§ **Problem description**:
Repeat each record below exactly as given.

§ **Records for the exercise**:
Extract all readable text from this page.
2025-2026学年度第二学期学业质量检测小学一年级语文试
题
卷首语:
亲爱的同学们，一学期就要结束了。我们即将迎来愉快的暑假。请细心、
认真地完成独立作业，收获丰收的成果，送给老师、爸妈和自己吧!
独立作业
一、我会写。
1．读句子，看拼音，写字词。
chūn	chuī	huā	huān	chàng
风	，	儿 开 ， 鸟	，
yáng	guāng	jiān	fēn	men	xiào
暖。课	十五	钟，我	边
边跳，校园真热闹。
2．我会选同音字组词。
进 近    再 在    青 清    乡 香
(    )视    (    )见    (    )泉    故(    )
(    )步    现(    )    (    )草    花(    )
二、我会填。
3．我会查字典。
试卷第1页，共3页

§ **Exercise response**:
Extract all readable text from this page.
2025-2026学年度第二学期学业质量检测小学一年级语文试
题
卷首语:
亲爱的同学们，一学期就要结束了。我们即将迎来愉快的暑假。请细心、
认真地完成独立作业，收获丰收的成果，送给老师、爸妈和自己吧!
独立作业
一、我会写。
1．读句子，看拼音，写字词。
chūn	chuī	huā	huān	chàng
风	，	儿 开 ， 鸟	，
yáng	guāng	jiān	fēn	men	xiào
暖。课	十五	钟，我	边
边跳，校园真热闹。
2．我会选同音字组词。
进 近    再 在    青 清    乡 香
(    )视    (    )见    (    )泉    故(    )
(    )步    现(    )    (    )草    花(    )
二、我会填。
3．我会查字典。
试卷第1页，共3页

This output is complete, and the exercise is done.